Goal: Count every line below that contains "Power", then state the total with no other output.

**** Supplied records ****

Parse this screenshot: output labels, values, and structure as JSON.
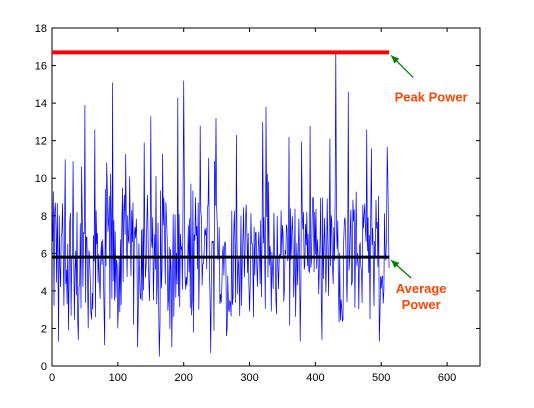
{
  "chart_data": {
    "type": "line",
    "title": "",
    "xlabel": "",
    "ylabel": "",
    "xlim": [
      0,
      650
    ],
    "ylim": [
      0,
      18
    ],
    "xticks": [
      0,
      100,
      200,
      300,
      400,
      500,
      600
    ],
    "yticks": [
      0,
      2,
      4,
      6,
      8,
      10,
      12,
      14,
      16,
      18
    ],
    "x_tick_labels": [
      "0",
      "100",
      "200",
      "300",
      "400",
      "500",
      "600"
    ],
    "y_tick_labels": [
      "0",
      "2",
      "4",
      "6",
      "8",
      "10",
      "12",
      "14",
      "16",
      "18"
    ],
    "grid": false,
    "signal": {
      "color": "#0000ff",
      "x_start": 1,
      "x_end": 512,
      "sample_points": [
        [
          5,
          8.7
        ],
        [
          10,
          1.3
        ],
        [
          20,
          11.0
        ],
        [
          25,
          1.9
        ],
        [
          32,
          10.9
        ],
        [
          40,
          1.4
        ],
        [
          50,
          13.9
        ],
        [
          55,
          2.0
        ],
        [
          65,
          12.6
        ],
        [
          80,
          1.1
        ],
        [
          92,
          15.1
        ],
        [
          100,
          2.0
        ],
        [
          112,
          11.3
        ],
        [
          130,
          1.0
        ],
        [
          140,
          11.9
        ],
        [
          150,
          13.3
        ],
        [
          163,
          0.5
        ],
        [
          168,
          11.3
        ],
        [
          182,
          1.0
        ],
        [
          191,
          14.3
        ],
        [
          200,
          15.2
        ],
        [
          212,
          2.7
        ],
        [
          225,
          12.8
        ],
        [
          241,
          0.7
        ],
        [
          249,
          13.2
        ],
        [
          265,
          1.6
        ],
        [
          280,
          12.3
        ],
        [
          300,
          2.9
        ],
        [
          325,
          13.8
        ],
        [
          340,
          3.5
        ],
        [
          360,
          12.2
        ],
        [
          377,
          1.3
        ],
        [
          392,
          12.8
        ],
        [
          410,
          1.4
        ],
        [
          422,
          12.1
        ],
        [
          431,
          16.7
        ],
        [
          440,
          3.1
        ],
        [
          450,
          14.6
        ],
        [
          460,
          3.1
        ],
        [
          478,
          12.6
        ],
        [
          485,
          11.6
        ],
        [
          497,
          1.3
        ],
        [
          510,
          10.2
        ]
      ],
      "average": 5.8,
      "peak": 16.7
    },
    "series": [
      {
        "color": "#ff0000",
        "x": [
          0,
          512
        ],
        "y": [
          16.7,
          16.7
        ]
      },
      {
        "color": "#000000",
        "x": [
          0,
          512
        ],
        "y": [
          5.8,
          5.8
        ]
      }
    ],
    "annotations": [
      {
        "text": "Peak Power",
        "color": "#ff4400",
        "arrow_color": "#008000",
        "target": [
          512,
          16.7
        ]
      },
      {
        "text": "Average Power",
        "lines": [
          "Average",
          "Power"
        ],
        "color": "#ff4400",
        "arrow_color": "#008000",
        "target": [
          512,
          5.8
        ]
      }
    ]
  }
}
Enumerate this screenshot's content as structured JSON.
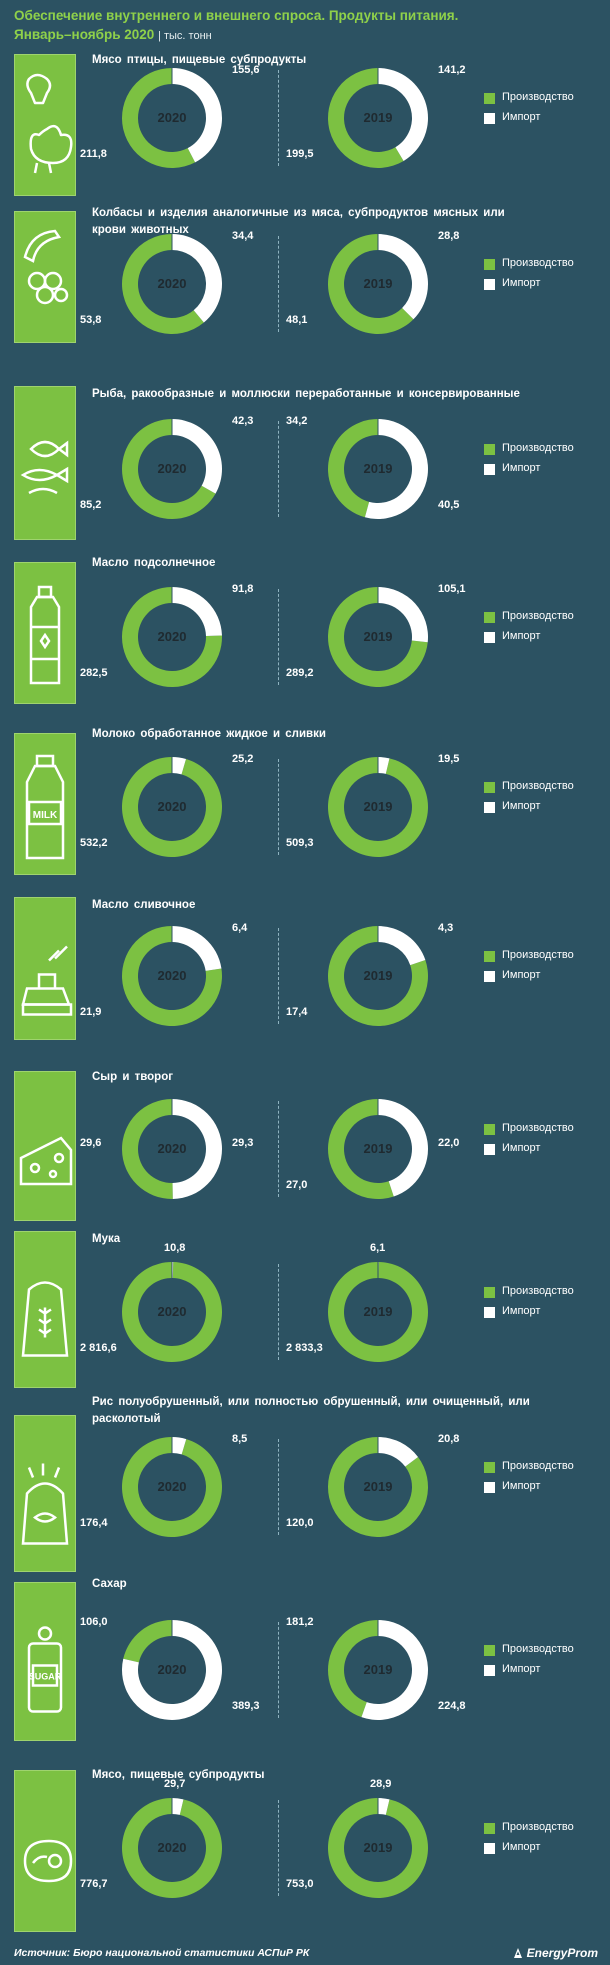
{
  "header": {
    "title_line1": "Обеспечение внутреннего и внешнего спроса. Продукты питания.",
    "title_line2": "Январь–ноябрь 2020",
    "units": "| тыс. тонн"
  },
  "legend": {
    "production": "Производство",
    "import": "Импорт"
  },
  "colors": {
    "background": "#2c5262",
    "production": "#7cc142",
    "import": "#ffffff",
    "title": "#8fd14a"
  },
  "sections": [
    {
      "title": "Мясо птицы, пищевые субпродукты",
      "icon": "poultry-icon"
    },
    {
      "title": "Колбасы и изделия аналогичные из мяса, субпродуктов мясных или крови животных",
      "icon": "sausage-icon"
    },
    {
      "title": "Рыба, ракообразные и моллюски переработанные и консервированные",
      "icon": "fish-icon"
    },
    {
      "title": "Масло подсолнечное",
      "icon": "oil-bottle-icon"
    },
    {
      "title": "Молоко обработанное жидкое и сливки",
      "icon": "milk-bottle-icon"
    },
    {
      "title": "Масло сливочное",
      "icon": "butter-icon"
    },
    {
      "title": "Сыр и творог",
      "icon": "cheese-icon"
    },
    {
      "title": "Мука",
      "icon": "flour-sack-icon"
    },
    {
      "title": "Рис полуобрушенный, или полностью обрушенный, или очищенный, или расколотый",
      "icon": "rice-sack-icon"
    },
    {
      "title": "Сахар",
      "icon": "sugar-jar-icon"
    },
    {
      "title": "Мясо, пищевые субпродукты",
      "icon": "steak-icon"
    }
  ],
  "chart_data": {
    "type": "pie",
    "variant": "donut",
    "series_names": [
      "Производство",
      "Импорт"
    ],
    "charts": [
      {
        "section": "Мясо птицы, пищевые субпродукты",
        "year": "2020",
        "production": 211.8,
        "import": 155.6,
        "labels": {
          "production": "211,8",
          "import": "155,6"
        }
      },
      {
        "section": "Мясо птицы, пищевые субпродукты",
        "year": "2019",
        "production": 199.5,
        "import": 141.2,
        "labels": {
          "production": "199,5",
          "import": "141,2"
        }
      },
      {
        "section": "Колбасы и изделия аналогичные из мяса, субпродуктов мясных или крови животных",
        "year": "2020",
        "production": 53.8,
        "import": 34.4,
        "labels": {
          "production": "53,8",
          "import": "34,4"
        }
      },
      {
        "section": "Колбасы и изделия аналогичные из мяса, субпродуктов мясных или крови животных",
        "year": "2019",
        "production": 48.1,
        "import": 28.8,
        "labels": {
          "production": "48,1",
          "import": "28,8"
        }
      },
      {
        "section": "Рыба, ракообразные и моллюски переработанные и консервированные",
        "year": "2020",
        "production": 85.2,
        "import": 42.3,
        "labels": {
          "production": "85,2",
          "import": "42,3"
        }
      },
      {
        "section": "Рыба, ракообразные и моллюски переработанные и консервированные",
        "year": "2019",
        "production": 34.2,
        "import": 40.5,
        "labels": {
          "production": "34,2",
          "import": "40,5"
        }
      },
      {
        "section": "Масло подсолнечное",
        "year": "2020",
        "production": 282.5,
        "import": 91.8,
        "labels": {
          "production": "282,5",
          "import": "91,8"
        }
      },
      {
        "section": "Масло подсолнечное",
        "year": "2019",
        "production": 289.2,
        "import": 105.1,
        "labels": {
          "production": "289,2",
          "import": "105,1"
        }
      },
      {
        "section": "Молоко обработанное жидкое и сливки",
        "year": "2020",
        "production": 532.2,
        "import": 25.2,
        "labels": {
          "production": "532,2",
          "import": "25,2"
        }
      },
      {
        "section": "Молоко обработанное жидкое и сливки",
        "year": "2019",
        "production": 509.3,
        "import": 19.5,
        "labels": {
          "production": "509,3",
          "import": "19,5"
        }
      },
      {
        "section": "Масло сливочное",
        "year": "2020",
        "production": 21.9,
        "import": 6.4,
        "labels": {
          "production": "21,9",
          "import": "6,4"
        }
      },
      {
        "section": "Масло сливочное",
        "year": "2019",
        "production": 17.4,
        "import": 4.3,
        "labels": {
          "production": "17,4",
          "import": "4,3"
        }
      },
      {
        "section": "Сыр и творог",
        "year": "2020",
        "production": 29.6,
        "import": 29.3,
        "labels": {
          "production": "29,6",
          "import": "29,3"
        }
      },
      {
        "section": "Сыр и творог",
        "year": "2019",
        "production": 27.0,
        "import": 22.0,
        "labels": {
          "production": "27,0",
          "import": "22,0"
        }
      },
      {
        "section": "Мука",
        "year": "2020",
        "production": 2816.6,
        "import": 10.8,
        "labels": {
          "production": "2 816,6",
          "import": "10,8"
        }
      },
      {
        "section": "Мука",
        "year": "2019",
        "production": 2833.3,
        "import": 6.1,
        "labels": {
          "production": "2 833,3",
          "import": "6,1"
        }
      },
      {
        "section": "Рис полуобрушенный, или полностью обрушенный, или очищенный, или расколотый",
        "year": "2020",
        "production": 176.4,
        "import": 8.5,
        "labels": {
          "production": "176,4",
          "import": "8,5"
        }
      },
      {
        "section": "Рис полуобрушенный, или полностью обрушенный, или очищенный, или расколотый",
        "year": "2019",
        "production": 120.0,
        "import": 20.8,
        "labels": {
          "production": "120,0",
          "import": "20,8"
        }
      },
      {
        "section": "Сахар",
        "year": "2020",
        "production": 106.0,
        "import": 389.3,
        "labels": {
          "production": "106,0",
          "import": "389,3"
        }
      },
      {
        "section": "Сахар",
        "year": "2019",
        "production": 181.2,
        "import": 224.8,
        "labels": {
          "production": "181,2",
          "import": "224,8"
        }
      },
      {
        "section": "Мясо, пищевые субпродукты",
        "year": "2020",
        "production": 776.7,
        "import": 29.7,
        "labels": {
          "production": "776,7",
          "import": "29,7"
        }
      },
      {
        "section": "Мясо, пищевые субпродукты",
        "year": "2019",
        "production": 753.0,
        "import": 28.9,
        "labels": {
          "production": "753,0",
          "import": "28,9"
        }
      }
    ]
  },
  "footer": {
    "source": "Источник: Бюро национальной статистики АСПиР РК",
    "logo": "EnergyProm"
  }
}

****

The solution: 3